**Given passage:**
These self-reported results are reasonable, but ought to be taken with a grain of salt given the small samples and known differences between opinions and behavior. If the results are reliable, they ought to be replicated in other data. To check this, I turn to aggregate election returns to help develop an understanding of the turnout consequences of minor-party voting in 2000. Because the electoral college operates on a winner-take-all basis within states, the first analysis relies on states as the units of analysis.
The results are found in Table 11.4. The regression models suggest that state electorates with more whites, fewer cities, more education, and higher incomes all have higher turnout. These variables capture interstate differences sufficiently well that southern exceptionalism has disappeared. As expected, the closeness of the race seems to have a positive effect on turnout after controlling for minor-party showings. This could be because closeness per se encourages potential abstainers to turn out or because a closer race causes the candidates to engage in more voter mobilization (Cox and Munger 1989). Buchanan has a negligible effect on turnout, but Nader in contrast appears to have increased voter participation directly.This state-level analysis, in conjunction with the survey data analyzed earlier, confirms that Nader had an indisputable effect on voter turnout. Many of his supporters were so committed to him -- or dissatisfied enough with every other candidate -- that they simply would have abstained had Nader not run. It is this inverse relationship between voters' enthusiasm and their candidate's vote shares that allows some of the poorest-performing minor parties to have some of the largest direct effects on voter turnout.
Though many would have chosen not to vote in a two-way race, the largest group of Nader voters would have gone to Gore. In fact, many journalists have speculated that the Florida fiasco could have been avoided if Nader had not run since Gore would have picked up enough net Nader supporters to defeat Bush there.Throwing the Electoral College
The analysis presented so far indicates that the outcome of the 2000 election was perverse. Bush not only lost the popular vote but also failed to be the Condorcet winner. Nonetheless, these findings do not address whether Nader indirectly elected Bush by stealing votes disproportionately from Gore. Though many Nader voters said they would have voted for Gore in a hypothetical two-way race, it is difficult to know how well these responses would predict their actual behavior were that to occur. And the data presented so far are merely national averages that cannot reveal how minor parties affected the major- party vote in particular states.

**The problem:** Continue the passage on minor-party voting in the 2000 presidential election, starting after its final sentence.

**Data listing:**

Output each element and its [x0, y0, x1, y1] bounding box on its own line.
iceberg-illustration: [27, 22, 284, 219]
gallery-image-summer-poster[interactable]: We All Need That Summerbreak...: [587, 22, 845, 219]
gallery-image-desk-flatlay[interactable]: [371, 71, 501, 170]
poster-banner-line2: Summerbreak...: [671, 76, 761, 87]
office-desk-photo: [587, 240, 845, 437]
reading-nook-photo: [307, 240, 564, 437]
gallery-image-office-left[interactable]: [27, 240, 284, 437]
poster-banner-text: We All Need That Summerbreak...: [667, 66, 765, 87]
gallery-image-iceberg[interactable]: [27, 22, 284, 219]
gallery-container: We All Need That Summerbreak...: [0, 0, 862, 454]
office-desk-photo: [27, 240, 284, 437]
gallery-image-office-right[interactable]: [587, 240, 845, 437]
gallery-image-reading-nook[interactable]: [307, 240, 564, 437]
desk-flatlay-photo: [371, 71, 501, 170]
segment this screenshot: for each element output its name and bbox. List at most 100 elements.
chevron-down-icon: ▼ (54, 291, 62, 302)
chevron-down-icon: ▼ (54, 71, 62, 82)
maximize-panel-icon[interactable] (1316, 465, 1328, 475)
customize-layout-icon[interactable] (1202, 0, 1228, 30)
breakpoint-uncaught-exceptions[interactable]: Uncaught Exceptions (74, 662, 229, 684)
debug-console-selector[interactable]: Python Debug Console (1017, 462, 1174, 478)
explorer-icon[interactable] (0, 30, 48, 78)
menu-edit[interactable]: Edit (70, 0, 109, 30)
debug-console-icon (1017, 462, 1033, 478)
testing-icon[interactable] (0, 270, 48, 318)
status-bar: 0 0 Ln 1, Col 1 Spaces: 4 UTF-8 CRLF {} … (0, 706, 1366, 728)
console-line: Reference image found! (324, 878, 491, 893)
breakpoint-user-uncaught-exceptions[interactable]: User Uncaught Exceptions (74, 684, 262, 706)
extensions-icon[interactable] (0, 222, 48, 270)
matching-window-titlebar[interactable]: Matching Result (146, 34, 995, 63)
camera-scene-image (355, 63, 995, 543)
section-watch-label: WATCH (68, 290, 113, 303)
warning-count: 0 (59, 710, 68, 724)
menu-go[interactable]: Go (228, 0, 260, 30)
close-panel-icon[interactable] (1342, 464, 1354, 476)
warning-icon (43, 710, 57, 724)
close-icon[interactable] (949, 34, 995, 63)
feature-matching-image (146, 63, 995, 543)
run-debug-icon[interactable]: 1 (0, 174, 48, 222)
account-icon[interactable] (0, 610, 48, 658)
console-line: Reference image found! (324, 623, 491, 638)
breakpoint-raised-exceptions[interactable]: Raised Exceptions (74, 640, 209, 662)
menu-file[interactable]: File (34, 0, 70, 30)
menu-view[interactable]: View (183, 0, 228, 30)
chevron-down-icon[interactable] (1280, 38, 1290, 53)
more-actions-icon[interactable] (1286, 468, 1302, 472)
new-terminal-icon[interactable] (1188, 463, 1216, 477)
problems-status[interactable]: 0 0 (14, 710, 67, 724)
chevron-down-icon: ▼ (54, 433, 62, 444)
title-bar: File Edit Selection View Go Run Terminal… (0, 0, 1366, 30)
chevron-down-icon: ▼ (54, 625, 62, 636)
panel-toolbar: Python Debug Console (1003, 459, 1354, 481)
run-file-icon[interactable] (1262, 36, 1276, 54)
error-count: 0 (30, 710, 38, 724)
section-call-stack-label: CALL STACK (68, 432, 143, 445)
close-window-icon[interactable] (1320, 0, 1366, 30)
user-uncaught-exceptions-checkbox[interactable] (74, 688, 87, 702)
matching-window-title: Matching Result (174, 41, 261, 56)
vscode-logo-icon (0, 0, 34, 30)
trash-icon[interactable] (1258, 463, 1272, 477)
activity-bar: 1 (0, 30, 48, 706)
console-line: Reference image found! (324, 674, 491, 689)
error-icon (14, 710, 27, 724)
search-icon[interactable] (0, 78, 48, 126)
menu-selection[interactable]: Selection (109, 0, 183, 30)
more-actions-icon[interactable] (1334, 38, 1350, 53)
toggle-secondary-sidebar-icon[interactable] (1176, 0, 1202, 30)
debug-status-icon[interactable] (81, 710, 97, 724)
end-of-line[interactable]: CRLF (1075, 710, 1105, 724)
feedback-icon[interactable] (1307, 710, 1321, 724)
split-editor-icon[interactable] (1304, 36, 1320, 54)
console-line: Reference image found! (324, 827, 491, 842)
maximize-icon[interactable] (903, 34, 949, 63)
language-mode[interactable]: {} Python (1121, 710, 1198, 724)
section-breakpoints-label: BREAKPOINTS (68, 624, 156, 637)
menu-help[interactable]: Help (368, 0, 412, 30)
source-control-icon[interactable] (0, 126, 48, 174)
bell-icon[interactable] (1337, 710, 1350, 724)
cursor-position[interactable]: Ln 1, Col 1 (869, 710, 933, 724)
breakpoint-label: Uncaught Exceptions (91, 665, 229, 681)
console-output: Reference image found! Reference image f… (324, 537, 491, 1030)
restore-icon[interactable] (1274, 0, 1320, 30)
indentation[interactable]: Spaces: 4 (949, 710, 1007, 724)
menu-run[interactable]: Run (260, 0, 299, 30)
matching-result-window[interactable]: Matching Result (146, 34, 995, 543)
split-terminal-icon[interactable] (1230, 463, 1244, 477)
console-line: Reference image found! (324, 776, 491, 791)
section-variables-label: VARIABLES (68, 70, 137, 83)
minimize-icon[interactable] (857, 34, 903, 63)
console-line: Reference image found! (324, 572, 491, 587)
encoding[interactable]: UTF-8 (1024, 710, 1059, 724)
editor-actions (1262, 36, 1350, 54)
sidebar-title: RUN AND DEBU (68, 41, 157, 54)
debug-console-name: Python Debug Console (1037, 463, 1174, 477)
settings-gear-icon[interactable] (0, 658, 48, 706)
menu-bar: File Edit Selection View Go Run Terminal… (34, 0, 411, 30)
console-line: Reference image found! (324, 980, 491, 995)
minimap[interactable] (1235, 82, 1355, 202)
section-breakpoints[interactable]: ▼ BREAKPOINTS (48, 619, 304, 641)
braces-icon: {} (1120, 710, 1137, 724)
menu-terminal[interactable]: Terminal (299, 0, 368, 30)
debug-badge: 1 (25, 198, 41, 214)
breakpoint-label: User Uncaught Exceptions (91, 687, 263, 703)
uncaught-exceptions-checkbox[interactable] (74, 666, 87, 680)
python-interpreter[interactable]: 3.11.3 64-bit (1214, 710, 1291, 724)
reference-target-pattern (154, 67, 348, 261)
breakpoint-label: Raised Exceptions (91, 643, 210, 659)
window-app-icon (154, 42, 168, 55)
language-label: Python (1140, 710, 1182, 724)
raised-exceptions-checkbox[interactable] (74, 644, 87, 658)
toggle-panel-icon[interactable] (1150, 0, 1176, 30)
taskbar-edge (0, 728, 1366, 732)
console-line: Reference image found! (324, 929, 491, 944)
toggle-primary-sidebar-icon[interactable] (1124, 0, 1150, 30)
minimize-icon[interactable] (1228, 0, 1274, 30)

**Reply:**
Florida was the center of attention for over a month following the November 7 election. The razor-thin result there was subject to ballot recounts and a series of legal maneuvers by the parties aimed at starting, stopping, and controlling the recounts. Just a few hundred votes separated Bush from Gore, yet Nader received nearly 100,000 votes. If even a small fraction of his voters had chosen Gore instead, the Democrats would have won the presidency.  In fact, Buchanan and six even more obscure minor- arty candidates each received more votes than Bush's margin of victory. Together, these extremely small minor parties account for 250 times the 537 votes that distinguished Bush from Gore in the end. Though Nader's absence might have given Gore a clear Florida win, the absence of a number of right-wing minor-party candidates from Buchanan to Hagelin to Browne might have allowed for a clear Bush victory.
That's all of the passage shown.